--- BEGIN DATASET RECORDS ---
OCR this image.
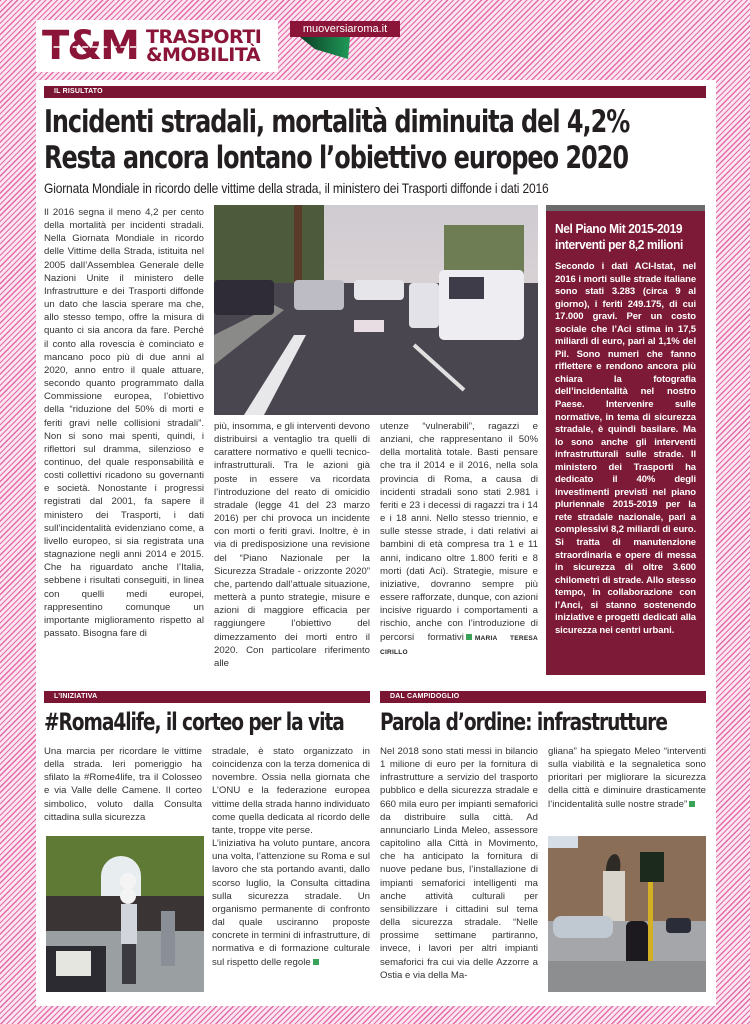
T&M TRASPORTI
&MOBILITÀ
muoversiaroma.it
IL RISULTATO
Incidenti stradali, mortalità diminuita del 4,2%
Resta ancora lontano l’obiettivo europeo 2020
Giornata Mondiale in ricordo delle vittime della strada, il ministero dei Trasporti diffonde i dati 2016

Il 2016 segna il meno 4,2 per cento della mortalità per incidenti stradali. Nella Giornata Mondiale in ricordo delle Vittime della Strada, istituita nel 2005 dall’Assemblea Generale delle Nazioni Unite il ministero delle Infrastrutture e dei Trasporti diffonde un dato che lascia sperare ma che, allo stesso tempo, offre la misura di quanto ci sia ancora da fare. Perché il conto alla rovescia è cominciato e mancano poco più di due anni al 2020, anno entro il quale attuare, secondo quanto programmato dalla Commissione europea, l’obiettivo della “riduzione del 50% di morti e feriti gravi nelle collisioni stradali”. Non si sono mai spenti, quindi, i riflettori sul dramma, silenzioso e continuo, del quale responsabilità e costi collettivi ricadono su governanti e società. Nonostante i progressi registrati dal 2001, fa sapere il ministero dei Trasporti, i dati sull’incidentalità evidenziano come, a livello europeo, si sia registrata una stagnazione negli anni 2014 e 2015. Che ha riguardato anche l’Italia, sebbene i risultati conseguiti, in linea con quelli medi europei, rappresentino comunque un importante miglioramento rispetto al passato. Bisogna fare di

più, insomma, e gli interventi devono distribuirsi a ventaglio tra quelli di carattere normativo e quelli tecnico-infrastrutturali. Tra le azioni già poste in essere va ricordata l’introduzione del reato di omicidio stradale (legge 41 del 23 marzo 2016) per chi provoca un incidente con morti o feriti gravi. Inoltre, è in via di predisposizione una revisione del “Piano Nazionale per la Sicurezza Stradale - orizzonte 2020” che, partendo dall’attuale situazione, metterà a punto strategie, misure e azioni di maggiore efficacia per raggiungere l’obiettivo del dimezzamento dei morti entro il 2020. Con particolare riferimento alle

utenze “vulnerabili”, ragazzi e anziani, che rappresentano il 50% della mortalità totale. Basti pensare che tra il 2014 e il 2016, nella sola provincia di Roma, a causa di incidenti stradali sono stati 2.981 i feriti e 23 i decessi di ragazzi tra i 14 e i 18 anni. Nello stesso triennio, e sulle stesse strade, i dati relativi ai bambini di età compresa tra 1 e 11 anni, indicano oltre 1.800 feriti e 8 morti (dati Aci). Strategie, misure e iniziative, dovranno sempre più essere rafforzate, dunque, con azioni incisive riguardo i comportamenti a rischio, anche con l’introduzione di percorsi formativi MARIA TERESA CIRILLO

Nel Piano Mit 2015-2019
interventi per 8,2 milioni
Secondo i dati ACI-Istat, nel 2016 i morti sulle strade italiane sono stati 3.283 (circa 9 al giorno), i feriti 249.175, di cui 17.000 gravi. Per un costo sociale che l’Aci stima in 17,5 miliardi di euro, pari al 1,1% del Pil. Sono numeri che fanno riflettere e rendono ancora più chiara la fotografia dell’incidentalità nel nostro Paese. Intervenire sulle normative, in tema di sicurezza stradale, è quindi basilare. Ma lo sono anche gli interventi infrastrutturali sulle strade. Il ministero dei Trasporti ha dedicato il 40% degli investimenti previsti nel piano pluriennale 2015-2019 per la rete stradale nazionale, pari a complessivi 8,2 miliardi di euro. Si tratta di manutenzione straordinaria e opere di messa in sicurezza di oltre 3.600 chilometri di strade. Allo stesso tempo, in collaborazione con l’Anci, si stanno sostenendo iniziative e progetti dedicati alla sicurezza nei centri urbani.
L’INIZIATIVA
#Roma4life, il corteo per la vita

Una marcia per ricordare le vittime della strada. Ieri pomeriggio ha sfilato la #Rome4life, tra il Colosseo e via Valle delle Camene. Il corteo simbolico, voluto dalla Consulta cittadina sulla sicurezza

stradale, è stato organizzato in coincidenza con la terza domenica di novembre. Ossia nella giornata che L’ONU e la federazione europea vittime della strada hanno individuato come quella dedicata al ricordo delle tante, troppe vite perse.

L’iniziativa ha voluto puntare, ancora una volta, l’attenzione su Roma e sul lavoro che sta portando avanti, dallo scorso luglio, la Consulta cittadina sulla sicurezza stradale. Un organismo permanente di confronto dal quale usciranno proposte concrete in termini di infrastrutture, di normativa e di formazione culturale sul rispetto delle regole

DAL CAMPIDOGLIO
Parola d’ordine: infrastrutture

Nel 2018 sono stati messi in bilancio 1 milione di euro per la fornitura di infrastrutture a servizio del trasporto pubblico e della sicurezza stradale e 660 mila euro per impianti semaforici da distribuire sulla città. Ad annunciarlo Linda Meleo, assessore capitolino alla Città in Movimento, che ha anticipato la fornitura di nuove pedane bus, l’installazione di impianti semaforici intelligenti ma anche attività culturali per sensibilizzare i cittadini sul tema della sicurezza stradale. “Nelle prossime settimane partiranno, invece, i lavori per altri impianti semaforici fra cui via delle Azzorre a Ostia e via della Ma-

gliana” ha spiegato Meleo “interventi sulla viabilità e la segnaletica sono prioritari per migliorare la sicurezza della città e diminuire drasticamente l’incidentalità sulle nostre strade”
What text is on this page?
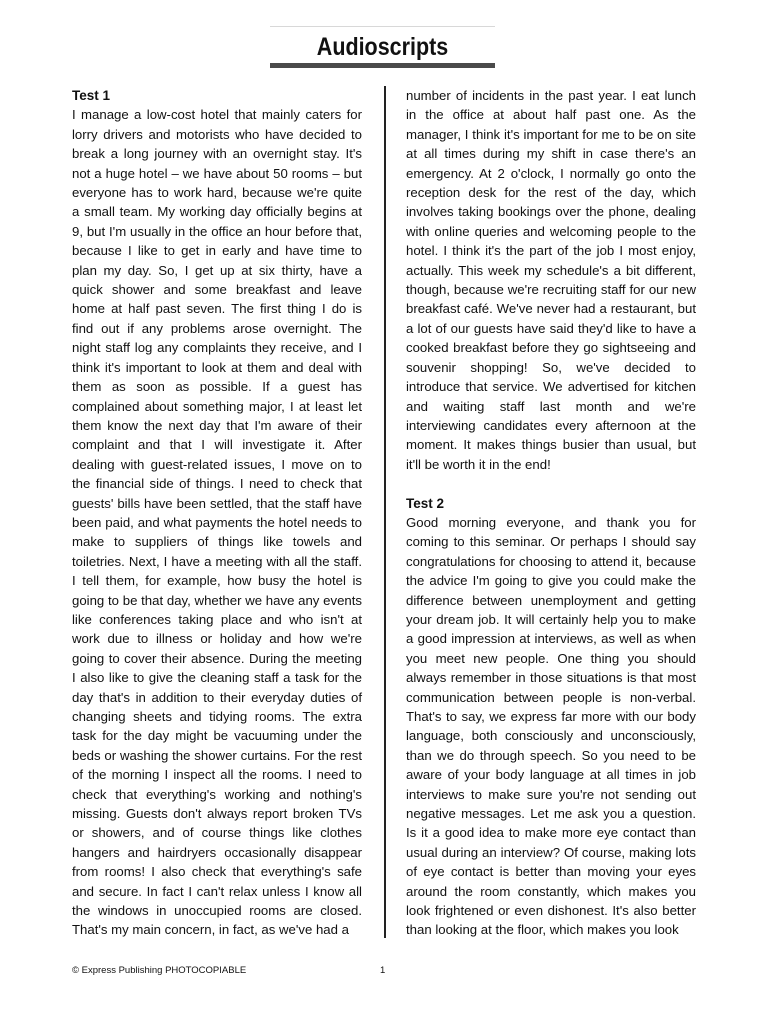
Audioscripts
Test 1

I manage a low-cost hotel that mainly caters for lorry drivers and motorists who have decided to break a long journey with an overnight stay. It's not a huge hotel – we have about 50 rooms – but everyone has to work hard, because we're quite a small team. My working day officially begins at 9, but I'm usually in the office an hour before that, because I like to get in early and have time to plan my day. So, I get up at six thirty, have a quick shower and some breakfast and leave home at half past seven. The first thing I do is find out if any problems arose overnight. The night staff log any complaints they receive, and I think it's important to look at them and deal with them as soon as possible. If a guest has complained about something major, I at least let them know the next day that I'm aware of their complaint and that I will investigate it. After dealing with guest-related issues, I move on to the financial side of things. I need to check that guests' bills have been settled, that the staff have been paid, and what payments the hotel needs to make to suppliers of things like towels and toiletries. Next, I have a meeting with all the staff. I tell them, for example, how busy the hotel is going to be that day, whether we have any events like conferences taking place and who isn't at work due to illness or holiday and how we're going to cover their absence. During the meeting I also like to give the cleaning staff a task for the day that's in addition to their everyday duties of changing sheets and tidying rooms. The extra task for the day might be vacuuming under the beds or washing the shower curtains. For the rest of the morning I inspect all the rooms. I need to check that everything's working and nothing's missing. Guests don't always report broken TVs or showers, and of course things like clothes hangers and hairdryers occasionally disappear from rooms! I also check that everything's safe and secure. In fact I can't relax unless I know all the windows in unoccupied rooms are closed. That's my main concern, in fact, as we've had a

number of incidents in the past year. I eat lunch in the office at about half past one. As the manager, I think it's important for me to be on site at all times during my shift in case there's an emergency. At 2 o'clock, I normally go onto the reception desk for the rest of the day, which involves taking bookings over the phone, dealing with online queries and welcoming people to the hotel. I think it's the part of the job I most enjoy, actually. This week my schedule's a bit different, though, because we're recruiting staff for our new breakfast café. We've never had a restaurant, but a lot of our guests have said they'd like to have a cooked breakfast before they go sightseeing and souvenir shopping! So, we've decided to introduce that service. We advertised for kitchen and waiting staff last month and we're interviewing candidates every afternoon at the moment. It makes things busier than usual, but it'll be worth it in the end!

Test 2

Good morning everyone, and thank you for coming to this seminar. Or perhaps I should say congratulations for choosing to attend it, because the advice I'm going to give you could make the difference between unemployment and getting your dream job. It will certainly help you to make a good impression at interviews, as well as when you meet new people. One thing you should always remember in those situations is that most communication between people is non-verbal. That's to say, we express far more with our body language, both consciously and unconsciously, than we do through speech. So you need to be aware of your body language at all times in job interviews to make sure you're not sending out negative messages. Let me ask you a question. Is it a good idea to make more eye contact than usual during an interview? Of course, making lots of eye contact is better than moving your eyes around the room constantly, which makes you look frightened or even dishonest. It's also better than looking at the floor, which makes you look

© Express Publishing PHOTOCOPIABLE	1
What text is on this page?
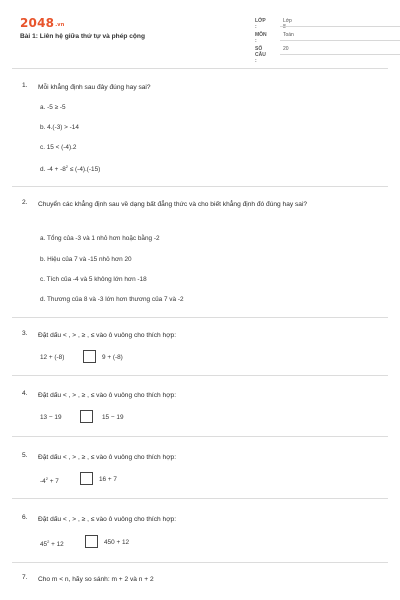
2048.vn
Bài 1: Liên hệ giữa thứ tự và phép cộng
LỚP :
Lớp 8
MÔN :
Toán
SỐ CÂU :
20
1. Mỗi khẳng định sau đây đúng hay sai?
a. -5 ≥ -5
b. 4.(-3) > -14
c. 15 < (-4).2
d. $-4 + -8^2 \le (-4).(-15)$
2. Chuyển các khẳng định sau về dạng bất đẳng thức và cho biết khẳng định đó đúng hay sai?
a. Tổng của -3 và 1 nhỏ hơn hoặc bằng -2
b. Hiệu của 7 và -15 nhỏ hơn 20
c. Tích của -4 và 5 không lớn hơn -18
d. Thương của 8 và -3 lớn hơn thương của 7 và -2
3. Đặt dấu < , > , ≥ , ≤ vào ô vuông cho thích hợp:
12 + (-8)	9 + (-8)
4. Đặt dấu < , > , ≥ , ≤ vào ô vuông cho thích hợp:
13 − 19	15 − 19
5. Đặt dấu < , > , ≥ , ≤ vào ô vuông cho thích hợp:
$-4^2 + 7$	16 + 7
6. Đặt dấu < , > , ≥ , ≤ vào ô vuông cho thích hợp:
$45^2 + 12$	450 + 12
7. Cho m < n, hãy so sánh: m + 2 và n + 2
--- END DATASET RECORDS ---
__WRITTEN TASK__
Copy every line from the entries that contains the word "cittadina".

__FINAL RESULT__
Una marcia per ricordare le vittime della strada. Ieri pomeriggio ha sfilato la #Rome4life, tra il Colosseo e via Valle delle Camene. Il corteo simbolico, voluto dalla Consulta cittadina sulla sicurezza
L’iniziativa ha voluto puntare, ancora una volta, l’attenzione su Roma e sul lavoro che sta portando avanti, dallo scorso luglio, la Consulta cittadina sulla sicurezza stradale. Un organismo permanente di confronto dal quale usciranno proposte concrete in termini di infrastrutture, di normativa e di formazione culturale sul rispetto delle regole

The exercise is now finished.